§ **DIRECTIONS FOR THIS TASK**
Pictures do not belong in your copy. Repeat all the other data exactly.

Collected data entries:
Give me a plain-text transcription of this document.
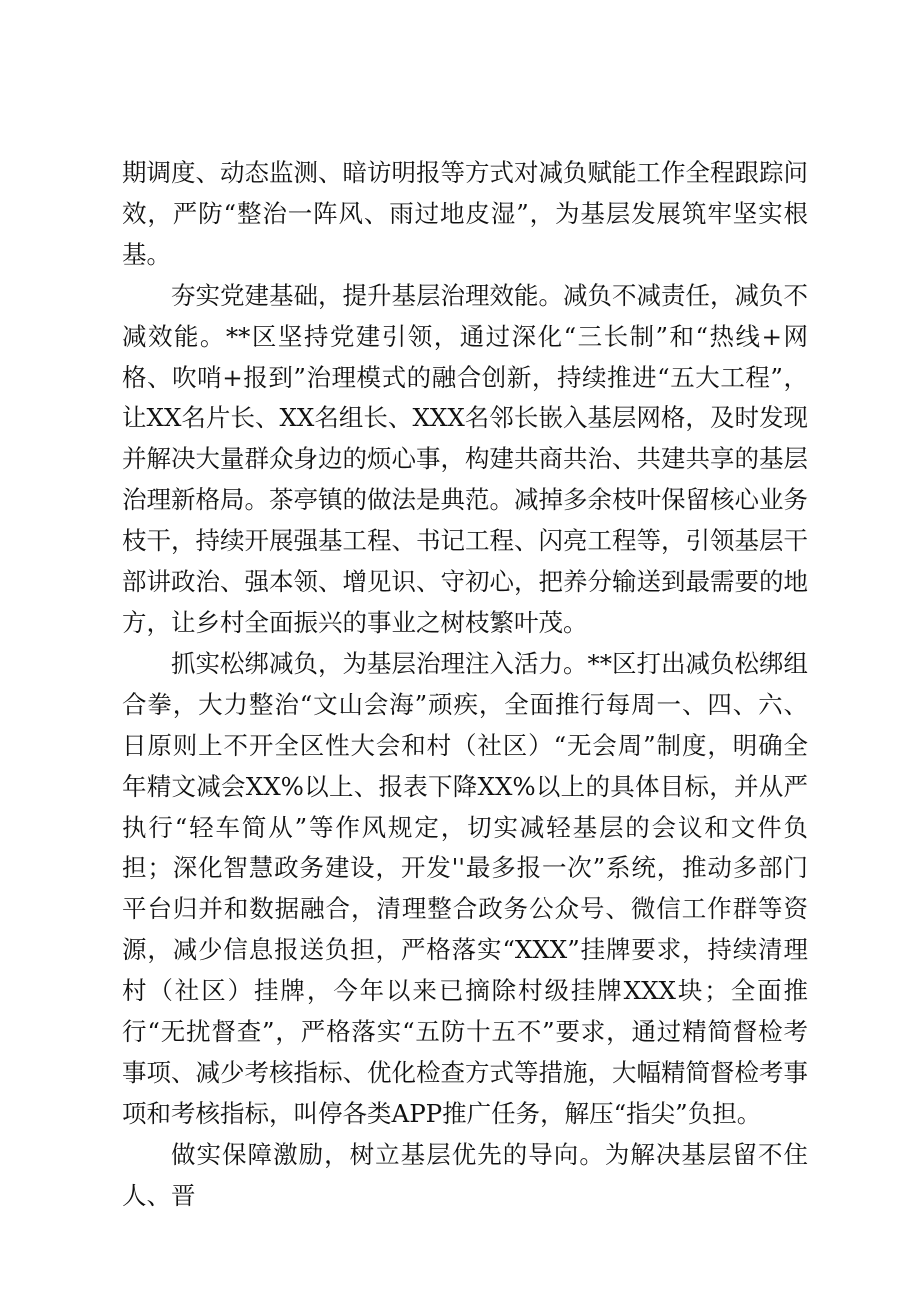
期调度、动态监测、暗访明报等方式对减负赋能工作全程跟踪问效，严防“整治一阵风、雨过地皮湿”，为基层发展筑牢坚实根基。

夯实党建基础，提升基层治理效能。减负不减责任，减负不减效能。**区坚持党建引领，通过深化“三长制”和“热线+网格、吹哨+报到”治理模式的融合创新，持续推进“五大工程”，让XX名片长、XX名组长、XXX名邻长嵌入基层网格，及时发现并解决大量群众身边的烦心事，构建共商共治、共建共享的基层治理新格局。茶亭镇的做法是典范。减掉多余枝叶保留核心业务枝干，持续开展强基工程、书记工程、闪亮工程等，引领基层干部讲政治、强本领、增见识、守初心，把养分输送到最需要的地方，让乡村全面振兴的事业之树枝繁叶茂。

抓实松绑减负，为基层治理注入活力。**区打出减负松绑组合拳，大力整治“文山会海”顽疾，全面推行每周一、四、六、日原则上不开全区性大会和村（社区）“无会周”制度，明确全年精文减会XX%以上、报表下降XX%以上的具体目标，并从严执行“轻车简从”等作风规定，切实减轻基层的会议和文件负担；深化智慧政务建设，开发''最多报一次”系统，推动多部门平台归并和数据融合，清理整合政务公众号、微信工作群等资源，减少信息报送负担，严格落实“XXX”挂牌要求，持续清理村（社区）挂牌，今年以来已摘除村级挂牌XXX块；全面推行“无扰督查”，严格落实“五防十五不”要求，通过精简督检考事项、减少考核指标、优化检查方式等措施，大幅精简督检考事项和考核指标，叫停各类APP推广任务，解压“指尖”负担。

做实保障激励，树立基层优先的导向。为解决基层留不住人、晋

§ **TASK SOLUTION**
Give me a plain-text transcription of this document.
期调度、动态监测、暗访明报等方式对减负赋能工作全程跟踪问效，严防“整治一阵风、雨过地皮湿”，为基层发展筑牢坚实根基。

夯实党建基础，提升基层治理效能。减负不减责任，减负不减效能。**区坚持党建引领，通过深化“三长制”和“热线+网格、吹哨+报到”治理模式的融合创新，持续推进“五大工程”，让XX名片长、XX名组长、XXX名邻长嵌入基层网格，及时发现并解决大量群众身边的烦心事，构建共商共治、共建共享的基层治理新格局。茶亭镇的做法是典范。减掉多余枝叶保留核心业务枝干，持续开展强基工程、书记工程、闪亮工程等，引领基层干部讲政治、强本领、增见识、守初心，把养分输送到最需要的地方，让乡村全面振兴的事业之树枝繁叶茂。

抓实松绑减负，为基层治理注入活力。**区打出减负松绑组合拳，大力整治“文山会海”顽疾，全面推行每周一、四、六、日原则上不开全区性大会和村（社区）“无会周”制度，明确全年精文减会XX%以上、报表下降XX%以上的具体目标，并从严执行“轻车简从”等作风规定，切实减轻基层的会议和文件负担；深化智慧政务建设，开发''最多报一次”系统，推动多部门平台归并和数据融合，清理整合政务公众号、微信工作群等资源，减少信息报送负担，严格落实“XXX”挂牌要求，持续清理村（社区）挂牌，今年以来已摘除村级挂牌XXX块；全面推行“无扰督查”，严格落实“五防十五不”要求，通过精简督检考事项、减少考核指标、优化检查方式等措施，大幅精简督检考事项和考核指标，叫停各类APP推广任务，解压“指尖”负担。

做实保障激励，树立基层优先的导向。为解决基层留不住人、晋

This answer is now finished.